* [RAW RECORDS]
══════

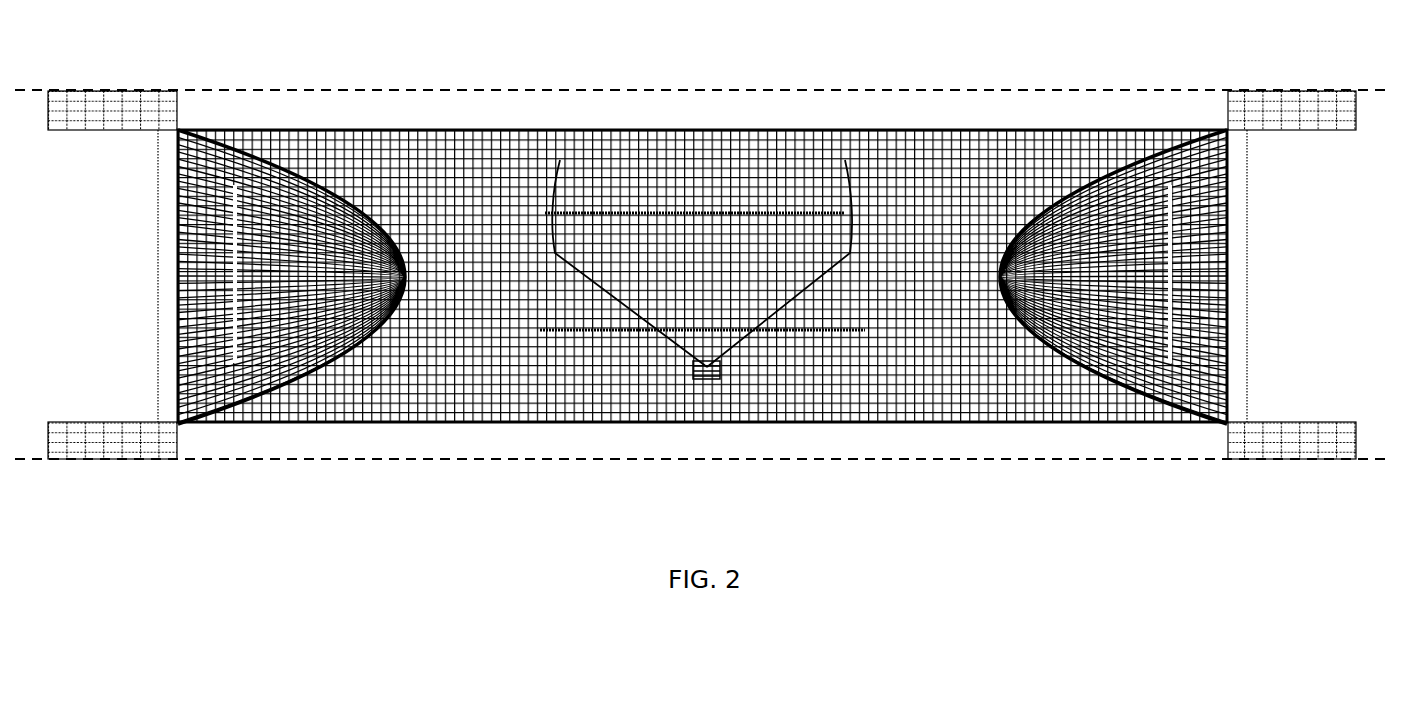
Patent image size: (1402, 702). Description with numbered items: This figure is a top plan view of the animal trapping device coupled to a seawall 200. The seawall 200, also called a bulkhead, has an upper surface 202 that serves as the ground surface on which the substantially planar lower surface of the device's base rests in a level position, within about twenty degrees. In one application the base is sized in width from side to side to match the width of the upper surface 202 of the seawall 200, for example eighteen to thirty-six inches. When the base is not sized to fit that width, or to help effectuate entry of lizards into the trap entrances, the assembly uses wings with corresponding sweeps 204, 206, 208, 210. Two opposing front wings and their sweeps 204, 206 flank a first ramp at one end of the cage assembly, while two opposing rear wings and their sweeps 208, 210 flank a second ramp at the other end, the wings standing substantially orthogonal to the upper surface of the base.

══════

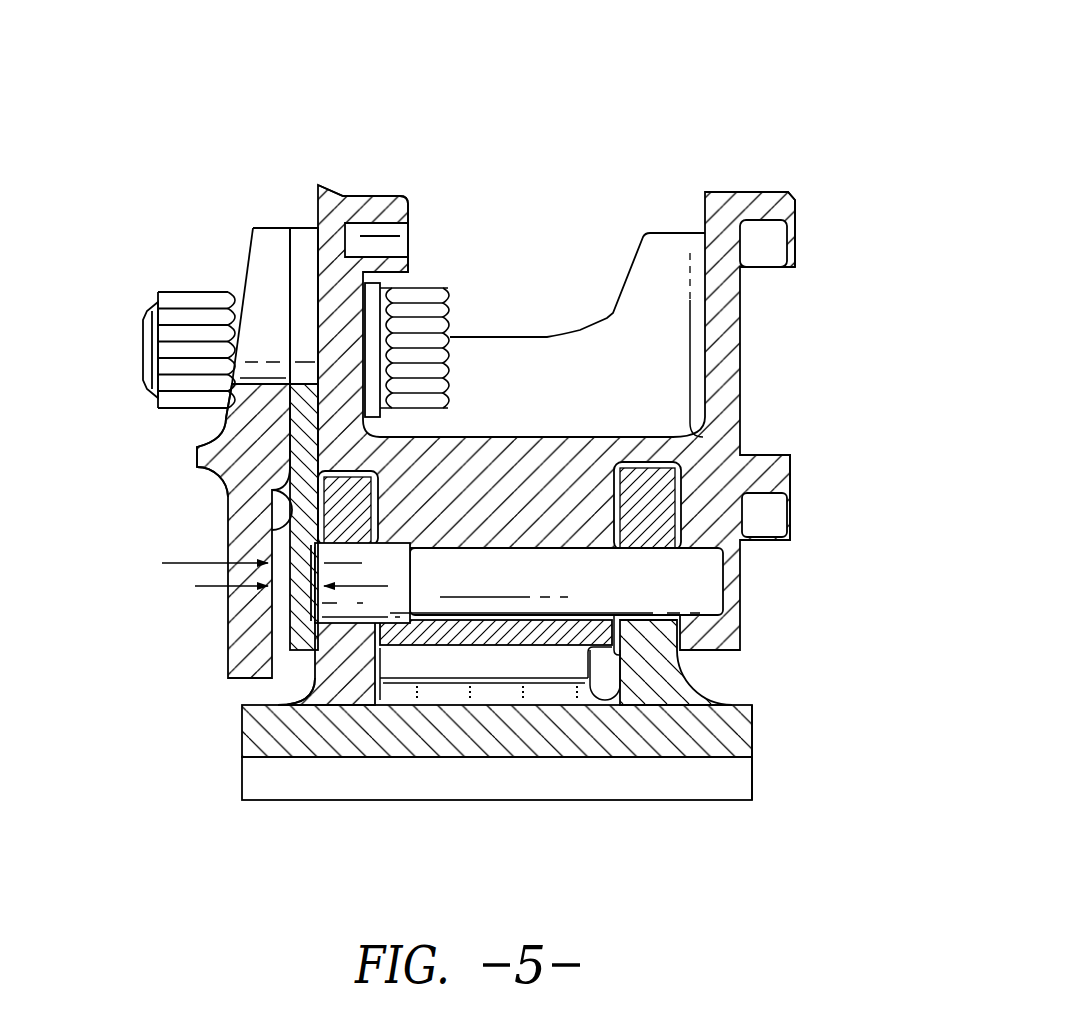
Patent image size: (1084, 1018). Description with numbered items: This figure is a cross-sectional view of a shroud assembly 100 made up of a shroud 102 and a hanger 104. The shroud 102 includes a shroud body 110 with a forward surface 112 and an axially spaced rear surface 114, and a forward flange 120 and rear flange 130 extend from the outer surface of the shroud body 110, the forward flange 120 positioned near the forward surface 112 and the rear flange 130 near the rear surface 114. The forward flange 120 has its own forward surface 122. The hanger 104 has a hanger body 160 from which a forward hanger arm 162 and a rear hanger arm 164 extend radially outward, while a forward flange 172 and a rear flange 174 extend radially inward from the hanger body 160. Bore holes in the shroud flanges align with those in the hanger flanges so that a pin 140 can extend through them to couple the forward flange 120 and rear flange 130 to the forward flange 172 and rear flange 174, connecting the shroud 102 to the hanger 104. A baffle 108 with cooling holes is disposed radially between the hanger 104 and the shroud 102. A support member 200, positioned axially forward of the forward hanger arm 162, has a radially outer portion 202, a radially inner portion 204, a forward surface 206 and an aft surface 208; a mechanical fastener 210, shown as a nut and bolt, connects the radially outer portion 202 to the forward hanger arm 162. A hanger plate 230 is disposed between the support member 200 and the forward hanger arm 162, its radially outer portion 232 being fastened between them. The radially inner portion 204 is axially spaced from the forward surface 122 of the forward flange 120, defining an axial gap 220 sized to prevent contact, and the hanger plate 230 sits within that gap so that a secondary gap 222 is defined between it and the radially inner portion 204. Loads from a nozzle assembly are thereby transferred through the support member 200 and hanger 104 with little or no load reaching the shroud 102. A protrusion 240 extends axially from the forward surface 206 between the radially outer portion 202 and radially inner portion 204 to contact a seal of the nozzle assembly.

══════

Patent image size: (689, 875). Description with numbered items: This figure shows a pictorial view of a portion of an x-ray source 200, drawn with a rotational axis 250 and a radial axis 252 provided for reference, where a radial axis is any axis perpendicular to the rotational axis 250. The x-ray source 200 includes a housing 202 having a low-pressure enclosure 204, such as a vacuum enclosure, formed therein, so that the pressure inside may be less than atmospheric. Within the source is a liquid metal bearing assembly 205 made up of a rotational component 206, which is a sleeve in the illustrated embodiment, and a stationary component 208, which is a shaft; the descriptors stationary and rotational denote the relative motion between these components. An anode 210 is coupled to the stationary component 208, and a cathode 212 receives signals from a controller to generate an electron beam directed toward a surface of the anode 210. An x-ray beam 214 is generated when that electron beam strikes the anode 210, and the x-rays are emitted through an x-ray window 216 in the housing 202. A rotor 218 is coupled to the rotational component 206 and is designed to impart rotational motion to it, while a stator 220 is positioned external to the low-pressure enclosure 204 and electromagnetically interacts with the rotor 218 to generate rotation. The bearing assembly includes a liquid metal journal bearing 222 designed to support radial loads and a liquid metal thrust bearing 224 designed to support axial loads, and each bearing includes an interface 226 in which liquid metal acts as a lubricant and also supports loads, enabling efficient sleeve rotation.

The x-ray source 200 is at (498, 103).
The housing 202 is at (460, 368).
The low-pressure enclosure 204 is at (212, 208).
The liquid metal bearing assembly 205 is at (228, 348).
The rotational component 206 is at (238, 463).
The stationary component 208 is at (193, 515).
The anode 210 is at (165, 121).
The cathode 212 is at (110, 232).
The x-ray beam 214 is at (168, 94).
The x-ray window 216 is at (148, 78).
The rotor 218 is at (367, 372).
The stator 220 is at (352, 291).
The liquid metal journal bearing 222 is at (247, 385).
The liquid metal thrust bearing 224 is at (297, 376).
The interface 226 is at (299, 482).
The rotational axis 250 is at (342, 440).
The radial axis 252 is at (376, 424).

══════

* [WORK REQUIRED]
Collect every line of the material above that contains the word "lower".

* [RESULT OF THE EXERCISE]
Patent image size: (1402, 702). Description with numbered items: This figure is a top plan view of the animal trapping device coupled to a seawall 200. The seawall 200, also called a bulkhead, has an upper surface 202 that serves as the ground surface on which the substantially planar lower surface of the device's base rests in a level position, within about twenty degrees. In one application the base is sized in width from side to side to match the width of the upper surface 202 of the seawall 200, for example eighteen to thirty-six inches. When the base is not sized to fit that width, or to help effectuate entry of lizards into the trap entrances, the assembly uses wings with corresponding sweeps 204, 206, 208, 210. Two opposing front wings and their sweeps 204, 206 flank a first ramp at one end of the cage assembly, while two opposing rear wings and their sweeps 208, 210 flank a second ramp at the other end, the wings standing substantially orthogonal to the upper surface of the base.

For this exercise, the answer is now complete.